Work through the data line by line, gathering every line that has the word "Иные".
══════════════════════════════
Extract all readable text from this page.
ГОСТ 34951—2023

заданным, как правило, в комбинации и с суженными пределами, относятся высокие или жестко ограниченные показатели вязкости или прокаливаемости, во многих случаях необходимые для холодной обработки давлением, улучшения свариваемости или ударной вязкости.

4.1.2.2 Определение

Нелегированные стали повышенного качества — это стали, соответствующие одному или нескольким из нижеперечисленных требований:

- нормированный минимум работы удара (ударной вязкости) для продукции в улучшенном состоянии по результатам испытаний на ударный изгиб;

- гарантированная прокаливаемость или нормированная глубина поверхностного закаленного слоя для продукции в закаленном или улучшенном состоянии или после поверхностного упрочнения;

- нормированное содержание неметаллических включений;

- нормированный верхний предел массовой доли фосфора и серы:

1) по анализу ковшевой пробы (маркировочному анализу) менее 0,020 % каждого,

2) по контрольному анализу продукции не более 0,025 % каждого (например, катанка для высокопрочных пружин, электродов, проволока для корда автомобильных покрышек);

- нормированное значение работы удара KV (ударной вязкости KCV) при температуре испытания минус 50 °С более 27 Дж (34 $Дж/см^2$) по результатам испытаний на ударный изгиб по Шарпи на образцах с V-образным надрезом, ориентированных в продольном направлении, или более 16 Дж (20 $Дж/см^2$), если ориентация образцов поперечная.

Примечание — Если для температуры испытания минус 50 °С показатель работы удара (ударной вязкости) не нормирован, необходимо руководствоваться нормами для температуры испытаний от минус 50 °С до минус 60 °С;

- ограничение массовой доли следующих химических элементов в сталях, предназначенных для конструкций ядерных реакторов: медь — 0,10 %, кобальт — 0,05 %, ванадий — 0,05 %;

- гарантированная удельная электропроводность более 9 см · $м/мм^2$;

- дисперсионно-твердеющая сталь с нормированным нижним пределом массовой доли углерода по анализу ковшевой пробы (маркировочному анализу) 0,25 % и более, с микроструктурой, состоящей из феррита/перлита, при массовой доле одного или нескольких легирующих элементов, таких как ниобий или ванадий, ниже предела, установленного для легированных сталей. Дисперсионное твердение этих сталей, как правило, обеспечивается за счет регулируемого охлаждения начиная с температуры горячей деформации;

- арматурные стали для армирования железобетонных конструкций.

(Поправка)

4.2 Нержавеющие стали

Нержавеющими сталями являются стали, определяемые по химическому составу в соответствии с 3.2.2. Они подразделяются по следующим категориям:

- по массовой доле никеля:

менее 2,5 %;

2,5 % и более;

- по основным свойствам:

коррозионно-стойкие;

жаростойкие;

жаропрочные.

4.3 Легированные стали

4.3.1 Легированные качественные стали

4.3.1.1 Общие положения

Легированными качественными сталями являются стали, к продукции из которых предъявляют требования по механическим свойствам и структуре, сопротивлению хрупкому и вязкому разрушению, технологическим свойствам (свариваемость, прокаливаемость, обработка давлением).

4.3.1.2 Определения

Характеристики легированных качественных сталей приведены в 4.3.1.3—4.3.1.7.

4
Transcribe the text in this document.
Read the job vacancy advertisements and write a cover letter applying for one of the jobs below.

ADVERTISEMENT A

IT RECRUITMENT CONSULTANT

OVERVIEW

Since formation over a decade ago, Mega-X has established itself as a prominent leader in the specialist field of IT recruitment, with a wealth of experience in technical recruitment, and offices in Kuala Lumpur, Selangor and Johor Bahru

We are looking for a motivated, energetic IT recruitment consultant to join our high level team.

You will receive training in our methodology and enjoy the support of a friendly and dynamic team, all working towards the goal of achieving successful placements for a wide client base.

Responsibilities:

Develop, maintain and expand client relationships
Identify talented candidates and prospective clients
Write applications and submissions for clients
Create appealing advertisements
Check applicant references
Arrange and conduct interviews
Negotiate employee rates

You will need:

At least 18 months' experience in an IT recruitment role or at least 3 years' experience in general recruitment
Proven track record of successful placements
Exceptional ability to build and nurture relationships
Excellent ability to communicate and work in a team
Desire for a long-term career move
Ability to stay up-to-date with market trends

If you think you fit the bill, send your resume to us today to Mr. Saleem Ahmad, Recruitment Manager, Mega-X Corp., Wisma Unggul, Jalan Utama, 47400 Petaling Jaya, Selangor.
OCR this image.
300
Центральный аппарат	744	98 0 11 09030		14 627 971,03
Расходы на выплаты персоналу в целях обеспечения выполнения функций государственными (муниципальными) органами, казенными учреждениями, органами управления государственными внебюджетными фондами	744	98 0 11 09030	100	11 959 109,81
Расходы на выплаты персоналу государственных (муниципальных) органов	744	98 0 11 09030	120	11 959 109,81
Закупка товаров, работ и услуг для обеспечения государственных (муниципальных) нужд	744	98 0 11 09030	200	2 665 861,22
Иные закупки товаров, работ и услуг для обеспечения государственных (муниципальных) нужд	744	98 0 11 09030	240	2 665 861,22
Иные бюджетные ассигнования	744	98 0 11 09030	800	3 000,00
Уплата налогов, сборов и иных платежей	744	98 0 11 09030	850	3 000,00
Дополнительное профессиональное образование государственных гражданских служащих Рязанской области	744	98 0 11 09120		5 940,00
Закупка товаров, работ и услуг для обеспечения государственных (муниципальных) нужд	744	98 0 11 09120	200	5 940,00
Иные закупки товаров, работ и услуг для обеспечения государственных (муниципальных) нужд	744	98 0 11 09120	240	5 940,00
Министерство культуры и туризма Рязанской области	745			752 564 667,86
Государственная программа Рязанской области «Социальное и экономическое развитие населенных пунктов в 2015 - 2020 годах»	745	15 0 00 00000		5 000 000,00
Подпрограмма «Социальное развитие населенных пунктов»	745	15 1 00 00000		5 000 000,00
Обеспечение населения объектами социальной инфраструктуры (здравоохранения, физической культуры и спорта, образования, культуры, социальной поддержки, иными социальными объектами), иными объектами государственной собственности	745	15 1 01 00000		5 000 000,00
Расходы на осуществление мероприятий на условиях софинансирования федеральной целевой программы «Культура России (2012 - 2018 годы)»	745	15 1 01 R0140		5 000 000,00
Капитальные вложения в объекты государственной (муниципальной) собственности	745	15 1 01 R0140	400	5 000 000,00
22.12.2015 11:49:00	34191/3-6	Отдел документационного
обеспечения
══════════════════════════════
◆ Response to the task:
Иные закупки товаров, работ и услуг для обеспечения государственных (муниципальных) нужд	744	98 0 11 09030	240	2 665 861,22
Иные бюджетные ассигнования	744	98 0 11 09030	800	3 000,00
Иные закупки товаров, работ и услуг для обеспечения государственных (муниципальных) нужд	744	98 0 11 09120	240	5 940,00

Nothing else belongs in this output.